DESCRIPTION OF THE TASK ::
Every line of the records must be repeated exactly; pictures stay out.

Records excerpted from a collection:
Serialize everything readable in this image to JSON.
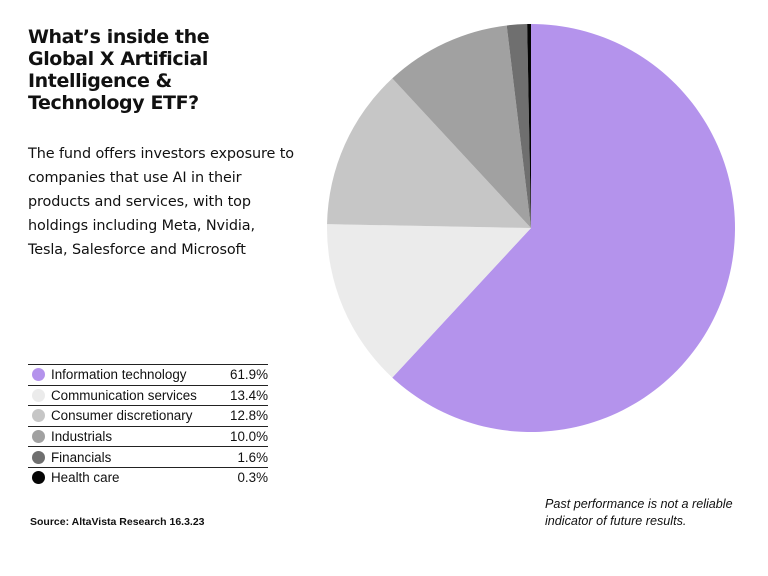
{
  "title": "What’s inside the Global X Artificial Intelligence & Technology ETF?",
  "subtitle": "The fund offers investors exposure to companies that use AI in their products and services, with top holdings including Meta, Nvidia, Tesla, Salesforce and Microsoft",
  "source": "Source: AltaVista Research 16.3.23",
  "disclaimer": "Past performance is not a reliable indicator of future results.",
  "chart_data": {
    "type": "pie",
    "title": "What’s inside the Global X Artificial Intelligence & Technology ETF?",
    "start": "12 o'clock",
    "direction": "clockwise",
    "legend_position": "bottom-left",
    "slices": [
      {
        "label": "Information technology",
        "value": 61.9,
        "display": "61.9%",
        "color": "#b493ec"
      },
      {
        "label": "Communication services",
        "value": 13.4,
        "display": "13.4%",
        "color": "#ebebeb"
      },
      {
        "label": "Consumer discretionary",
        "value": 12.8,
        "display": "12.8%",
        "color": "#c6c6c6"
      },
      {
        "label": "Industrials",
        "value": 10.0,
        "display": "10.0%",
        "color": "#a1a1a1"
      },
      {
        "label": "Financials",
        "value": 1.6,
        "display": "1.6%",
        "color": "#6f6f6f"
      },
      {
        "label": "Health care",
        "value": 0.3,
        "display": "0.3%",
        "color": "#050505"
      }
    ]
  }
}
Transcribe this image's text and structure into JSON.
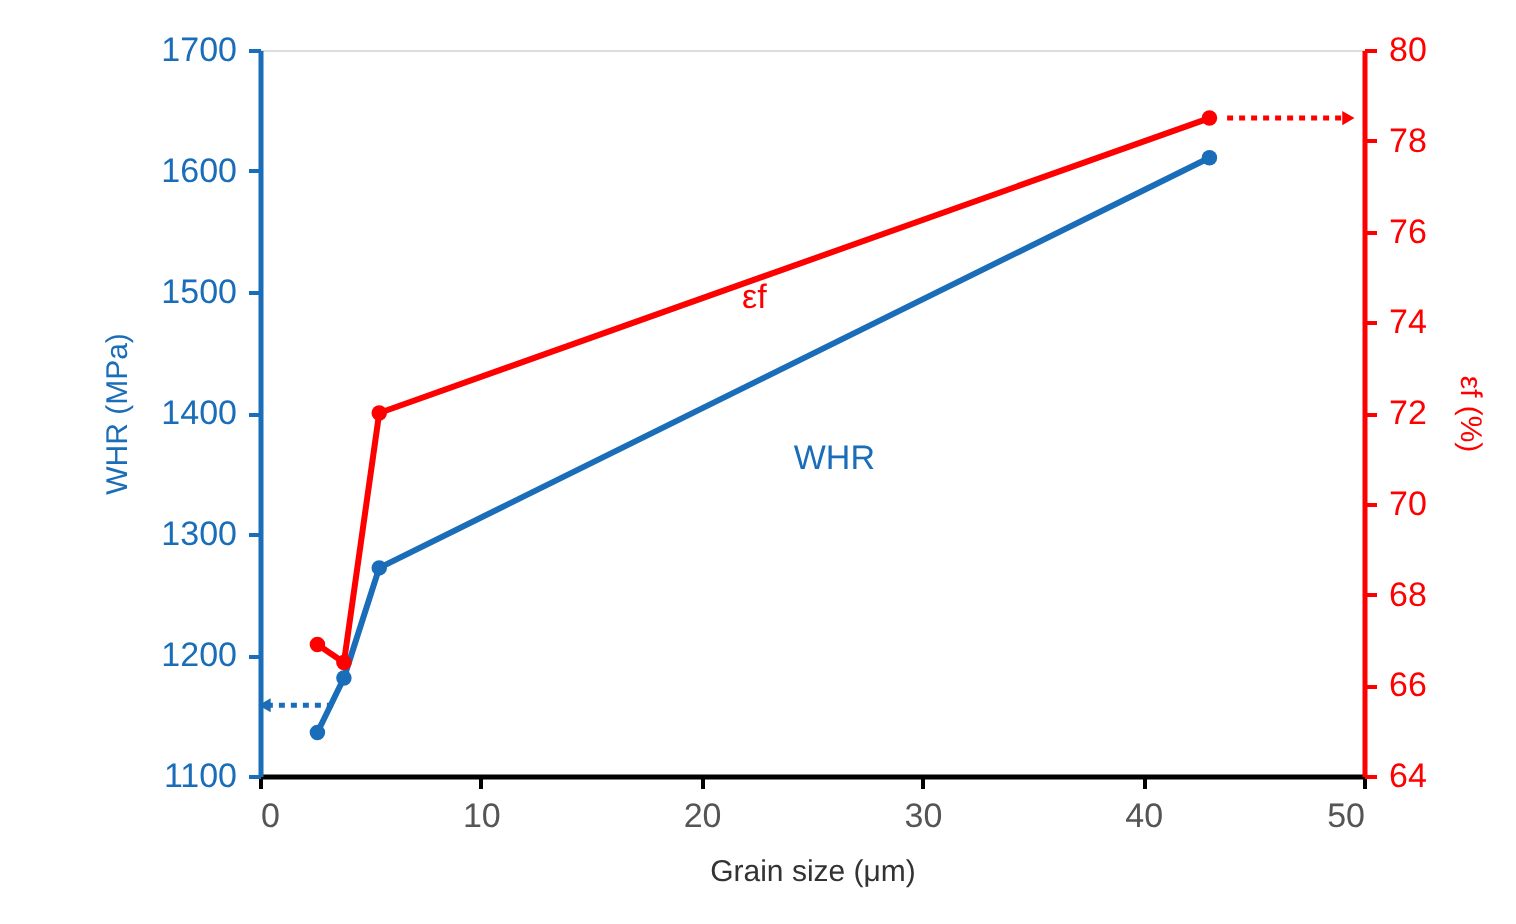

RIGHT ANSWER ::
Serialize everything readable in this image to JSON.
{
  "title": "What’s inside the Global X Artificial Intelligence & Technology ETF?",
  "subtitle": "The fund offers investors exposure to companies that use AI in their products and services, with top holdings including Meta, Nvidia, Tesla, Salesforce and Microsoft",
  "source": "Source: AltaVista Research 16.3.23",
  "disclaimer": "Past performance is not a reliable indicator of future results.",
  "chart_data": {
    "type": "pie",
    "title": "What’s inside the Global X Artificial Intelligence & Technology ETF?",
    "start": "12 o'clock",
    "direction": "clockwise",
    "legend_position": "bottom-left",
    "slices": [
      {
        "label": "Information technology",
        "value": 61.9,
        "display": "61.9%",
        "color": "#b493ec"
      },
      {
        "label": "Communication services",
        "value": 13.4,
        "display": "13.4%",
        "color": "#ebebeb"
      },
      {
        "label": "Consumer discretionary",
        "value": 12.8,
        "display": "12.8%",
        "color": "#c6c6c6"
      },
      {
        "label": "Industrials",
        "value": 10.0,
        "display": "10.0%",
        "color": "#a1a1a1"
      },
      {
        "label": "Financials",
        "value": 1.6,
        "display": "1.6%",
        "color": "#6f6f6f"
      },
      {
        "label": "Health care",
        "value": 0.3,
        "display": "0.3%",
        "color": "#050505"
      }
    ]
  }
}
Transcribe this image's text and structure into JSON.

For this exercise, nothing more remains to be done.